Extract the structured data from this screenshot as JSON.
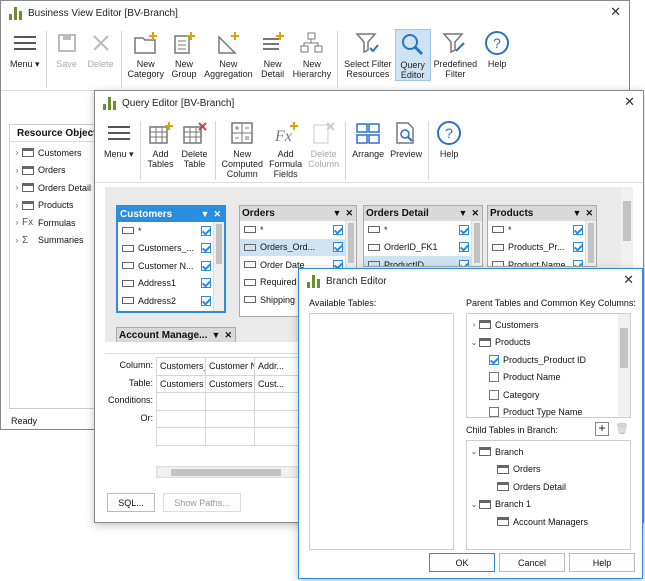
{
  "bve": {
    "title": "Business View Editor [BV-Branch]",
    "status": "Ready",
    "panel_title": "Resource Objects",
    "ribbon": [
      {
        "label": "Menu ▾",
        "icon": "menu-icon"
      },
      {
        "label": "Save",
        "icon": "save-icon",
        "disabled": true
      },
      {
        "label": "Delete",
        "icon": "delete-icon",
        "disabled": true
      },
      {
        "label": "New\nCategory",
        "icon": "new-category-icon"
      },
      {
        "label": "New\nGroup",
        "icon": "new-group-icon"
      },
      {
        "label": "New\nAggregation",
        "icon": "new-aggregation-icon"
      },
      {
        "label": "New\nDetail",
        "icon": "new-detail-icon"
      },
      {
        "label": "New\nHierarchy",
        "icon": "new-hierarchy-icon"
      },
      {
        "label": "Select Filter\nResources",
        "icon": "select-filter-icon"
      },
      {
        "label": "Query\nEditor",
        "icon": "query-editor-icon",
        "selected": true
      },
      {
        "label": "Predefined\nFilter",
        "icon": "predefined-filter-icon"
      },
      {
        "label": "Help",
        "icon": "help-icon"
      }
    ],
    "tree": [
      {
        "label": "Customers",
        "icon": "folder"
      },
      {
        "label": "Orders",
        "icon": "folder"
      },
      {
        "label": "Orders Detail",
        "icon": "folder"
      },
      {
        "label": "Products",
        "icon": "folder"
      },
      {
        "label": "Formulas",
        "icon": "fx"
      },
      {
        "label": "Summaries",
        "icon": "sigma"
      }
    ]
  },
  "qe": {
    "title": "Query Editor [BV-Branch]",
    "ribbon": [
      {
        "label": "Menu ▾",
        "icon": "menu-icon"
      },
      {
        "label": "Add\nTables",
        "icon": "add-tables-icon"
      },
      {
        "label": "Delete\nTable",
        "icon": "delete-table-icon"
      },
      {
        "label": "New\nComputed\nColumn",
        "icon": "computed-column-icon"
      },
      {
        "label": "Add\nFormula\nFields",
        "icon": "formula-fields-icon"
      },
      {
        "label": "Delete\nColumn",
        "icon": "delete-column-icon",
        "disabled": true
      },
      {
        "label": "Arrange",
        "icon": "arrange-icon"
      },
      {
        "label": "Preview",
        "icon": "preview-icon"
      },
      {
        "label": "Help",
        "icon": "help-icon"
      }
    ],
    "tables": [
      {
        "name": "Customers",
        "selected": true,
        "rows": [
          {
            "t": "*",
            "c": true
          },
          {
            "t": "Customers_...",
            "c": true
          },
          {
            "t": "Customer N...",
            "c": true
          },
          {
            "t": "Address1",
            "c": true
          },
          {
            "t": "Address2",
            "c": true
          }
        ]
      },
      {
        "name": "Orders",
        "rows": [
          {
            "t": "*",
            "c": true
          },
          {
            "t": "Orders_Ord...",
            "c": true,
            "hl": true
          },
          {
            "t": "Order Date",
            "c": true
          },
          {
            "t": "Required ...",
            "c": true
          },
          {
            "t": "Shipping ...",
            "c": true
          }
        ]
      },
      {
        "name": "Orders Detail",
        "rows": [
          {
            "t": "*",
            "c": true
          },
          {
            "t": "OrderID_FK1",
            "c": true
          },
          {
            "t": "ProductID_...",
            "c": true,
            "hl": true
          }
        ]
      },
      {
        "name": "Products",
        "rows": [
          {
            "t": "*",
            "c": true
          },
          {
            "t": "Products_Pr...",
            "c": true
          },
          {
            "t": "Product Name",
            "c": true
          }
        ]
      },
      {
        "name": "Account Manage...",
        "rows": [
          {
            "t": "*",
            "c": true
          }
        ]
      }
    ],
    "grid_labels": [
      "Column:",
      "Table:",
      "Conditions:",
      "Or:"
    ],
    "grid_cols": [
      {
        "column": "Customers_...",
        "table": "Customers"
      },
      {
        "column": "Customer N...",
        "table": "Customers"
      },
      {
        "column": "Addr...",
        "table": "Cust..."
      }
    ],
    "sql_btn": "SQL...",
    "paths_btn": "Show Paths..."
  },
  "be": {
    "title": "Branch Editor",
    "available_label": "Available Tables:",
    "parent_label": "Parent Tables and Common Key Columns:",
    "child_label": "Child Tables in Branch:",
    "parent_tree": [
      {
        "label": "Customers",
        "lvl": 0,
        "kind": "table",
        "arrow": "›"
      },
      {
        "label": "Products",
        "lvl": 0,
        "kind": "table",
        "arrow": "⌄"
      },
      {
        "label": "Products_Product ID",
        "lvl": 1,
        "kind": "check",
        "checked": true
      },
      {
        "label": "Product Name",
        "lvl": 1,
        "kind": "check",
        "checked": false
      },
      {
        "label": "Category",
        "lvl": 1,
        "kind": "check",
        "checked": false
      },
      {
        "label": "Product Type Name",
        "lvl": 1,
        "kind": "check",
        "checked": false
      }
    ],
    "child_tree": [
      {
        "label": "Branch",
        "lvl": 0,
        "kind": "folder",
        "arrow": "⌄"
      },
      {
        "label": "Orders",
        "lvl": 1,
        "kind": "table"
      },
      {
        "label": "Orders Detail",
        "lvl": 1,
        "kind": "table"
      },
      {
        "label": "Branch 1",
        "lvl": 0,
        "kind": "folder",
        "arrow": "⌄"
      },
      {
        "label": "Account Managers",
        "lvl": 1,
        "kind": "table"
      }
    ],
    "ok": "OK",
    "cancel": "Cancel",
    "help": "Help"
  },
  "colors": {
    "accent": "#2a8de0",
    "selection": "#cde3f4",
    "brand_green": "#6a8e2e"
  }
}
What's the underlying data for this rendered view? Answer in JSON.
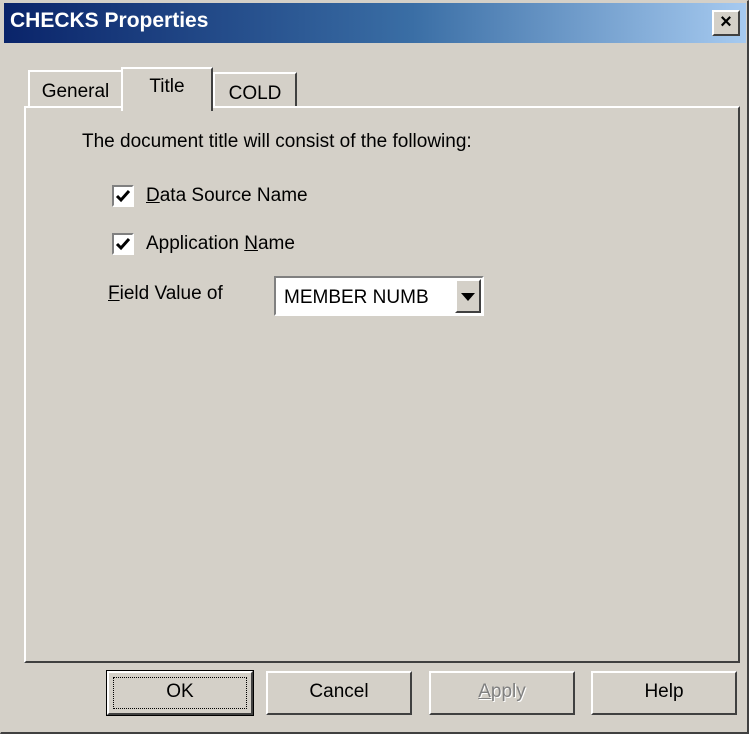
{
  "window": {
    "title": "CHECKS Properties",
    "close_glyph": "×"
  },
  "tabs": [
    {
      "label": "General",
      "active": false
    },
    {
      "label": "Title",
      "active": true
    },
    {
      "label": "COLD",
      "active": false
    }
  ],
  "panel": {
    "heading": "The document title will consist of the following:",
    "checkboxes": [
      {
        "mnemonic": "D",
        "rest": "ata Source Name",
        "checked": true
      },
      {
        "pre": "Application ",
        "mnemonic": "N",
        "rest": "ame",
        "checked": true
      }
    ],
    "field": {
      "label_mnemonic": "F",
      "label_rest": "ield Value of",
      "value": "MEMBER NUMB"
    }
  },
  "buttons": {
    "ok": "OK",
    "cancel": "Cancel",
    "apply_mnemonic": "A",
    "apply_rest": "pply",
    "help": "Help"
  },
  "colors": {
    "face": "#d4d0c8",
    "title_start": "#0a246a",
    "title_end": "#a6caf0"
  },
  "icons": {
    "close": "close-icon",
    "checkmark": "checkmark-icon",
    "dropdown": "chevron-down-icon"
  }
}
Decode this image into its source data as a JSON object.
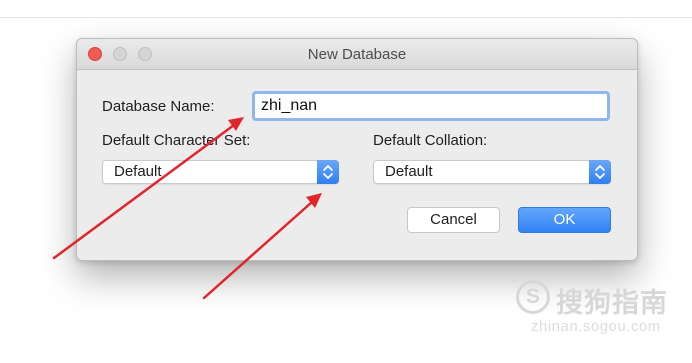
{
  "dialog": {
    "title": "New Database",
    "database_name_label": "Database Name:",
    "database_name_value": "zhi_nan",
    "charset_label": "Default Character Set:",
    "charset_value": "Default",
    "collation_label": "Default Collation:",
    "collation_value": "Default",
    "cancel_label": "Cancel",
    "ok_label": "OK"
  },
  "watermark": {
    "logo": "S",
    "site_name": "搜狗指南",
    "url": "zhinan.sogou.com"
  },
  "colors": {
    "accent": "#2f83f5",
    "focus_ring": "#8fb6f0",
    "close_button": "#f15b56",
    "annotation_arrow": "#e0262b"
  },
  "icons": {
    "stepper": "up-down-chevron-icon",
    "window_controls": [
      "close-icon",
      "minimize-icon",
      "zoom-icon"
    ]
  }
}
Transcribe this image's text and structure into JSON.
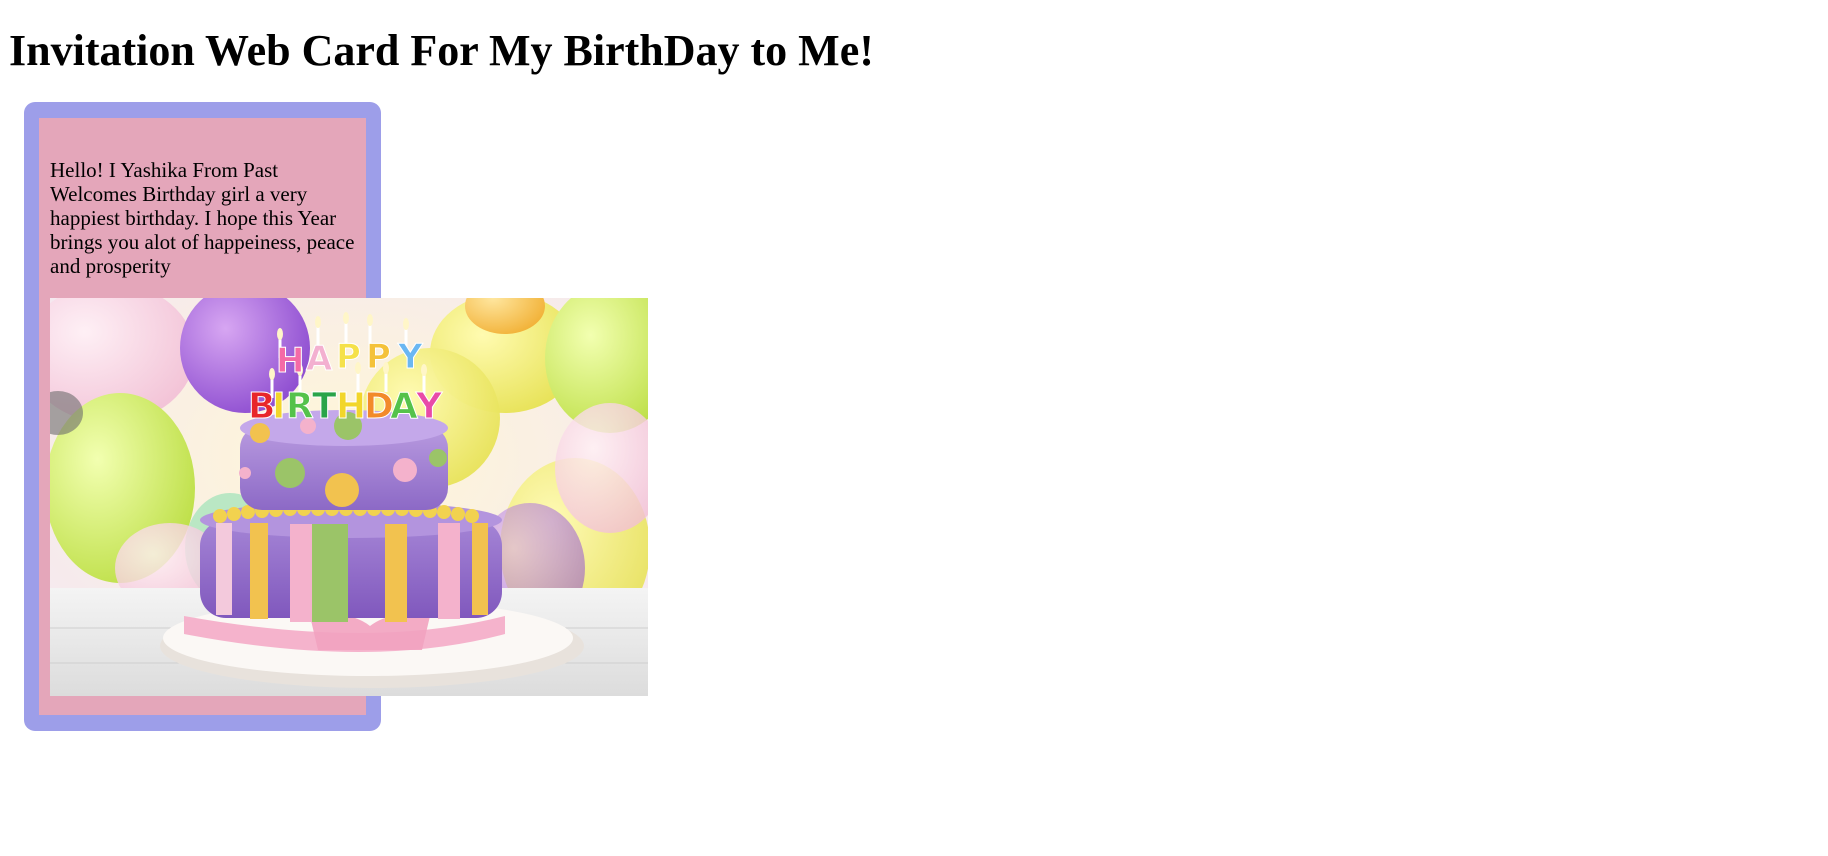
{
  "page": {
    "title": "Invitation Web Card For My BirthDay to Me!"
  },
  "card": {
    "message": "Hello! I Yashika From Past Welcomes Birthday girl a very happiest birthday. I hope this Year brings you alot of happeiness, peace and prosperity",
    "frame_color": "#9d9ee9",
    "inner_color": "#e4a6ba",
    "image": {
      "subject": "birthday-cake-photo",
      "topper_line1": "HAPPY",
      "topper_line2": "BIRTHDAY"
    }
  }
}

====

SET EXERCISE
Write down exactly the lines running from the line with "Decode this image" through the end of the material, both ends included, and none of the pictures.

SOLVED PROBLEM
Decode this image into its source data as a JSON object.
{
  "dialog": {
    "title": "New Database",
    "database_name_label": "Database Name:",
    "database_name_value": "zhi_nan",
    "charset_label": "Default Character Set:",
    "charset_value": "Default",
    "collation_label": "Default Collation:",
    "collation_value": "Default",
    "cancel_label": "Cancel",
    "ok_label": "OK"
  },
  "watermark": {
    "logo": "S",
    "site_name": "搜狗指南",
    "url": "zhinan.sogou.com"
  },
  "colors": {
    "accent": "#2f83f5",
    "focus_ring": "#8fb6f0",
    "close_button": "#f15b56",
    "annotation_arrow": "#e0262b"
  },
  "icons": {
    "stepper": "up-down-chevron-icon",
    "window_controls": [
      "close-icon",
      "minimize-icon",
      "zoom-icon"
    ]
  }
}
Transcribe this image's text and structure into JSON.
{
  "page": {
    "title": "Invitation Web Card For My BirthDay to Me!"
  },
  "card": {
    "message": "Hello! I Yashika From Past Welcomes Birthday girl a very happiest birthday. I hope this Year brings you alot of happeiness, peace and prosperity",
    "frame_color": "#9d9ee9",
    "inner_color": "#e4a6ba",
    "image": {
      "subject": "birthday-cake-photo",
      "topper_line1": "HAPPY",
      "topper_line2": "BIRTHDAY"
    }
  }
}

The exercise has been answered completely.